■ AIM
Report how many lines contain "pierwotnym". Give the number and nothing else.
--- Start INPUT MATERIAL ---
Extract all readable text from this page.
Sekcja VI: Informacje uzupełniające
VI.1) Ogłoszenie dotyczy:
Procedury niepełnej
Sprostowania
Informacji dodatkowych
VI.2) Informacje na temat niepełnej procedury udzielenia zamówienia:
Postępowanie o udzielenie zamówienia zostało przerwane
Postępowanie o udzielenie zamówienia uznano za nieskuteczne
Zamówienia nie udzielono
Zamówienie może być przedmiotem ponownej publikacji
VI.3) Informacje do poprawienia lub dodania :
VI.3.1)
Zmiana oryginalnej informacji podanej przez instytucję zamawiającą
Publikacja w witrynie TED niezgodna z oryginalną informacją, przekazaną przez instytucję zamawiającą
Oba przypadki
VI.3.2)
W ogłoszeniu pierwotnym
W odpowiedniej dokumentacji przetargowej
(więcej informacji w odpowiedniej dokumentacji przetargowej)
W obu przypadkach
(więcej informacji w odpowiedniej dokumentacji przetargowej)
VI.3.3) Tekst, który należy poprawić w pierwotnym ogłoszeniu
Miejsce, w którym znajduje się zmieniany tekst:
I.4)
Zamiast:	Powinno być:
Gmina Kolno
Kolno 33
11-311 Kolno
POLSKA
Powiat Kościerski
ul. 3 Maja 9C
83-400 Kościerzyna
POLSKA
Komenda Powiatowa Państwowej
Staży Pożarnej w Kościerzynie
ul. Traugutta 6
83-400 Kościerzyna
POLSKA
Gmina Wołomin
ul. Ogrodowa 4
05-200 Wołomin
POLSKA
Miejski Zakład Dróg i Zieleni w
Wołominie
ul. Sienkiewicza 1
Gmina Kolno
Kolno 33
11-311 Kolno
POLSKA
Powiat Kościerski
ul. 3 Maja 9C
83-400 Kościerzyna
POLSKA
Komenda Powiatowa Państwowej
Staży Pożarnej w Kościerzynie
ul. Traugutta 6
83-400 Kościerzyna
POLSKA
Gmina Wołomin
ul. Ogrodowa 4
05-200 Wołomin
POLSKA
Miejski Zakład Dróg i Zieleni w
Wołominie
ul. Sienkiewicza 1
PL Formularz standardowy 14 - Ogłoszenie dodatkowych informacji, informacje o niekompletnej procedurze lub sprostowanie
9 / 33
--- End INPUT MATERIAL ---
■ ANSWER TO THE PROBLEM
2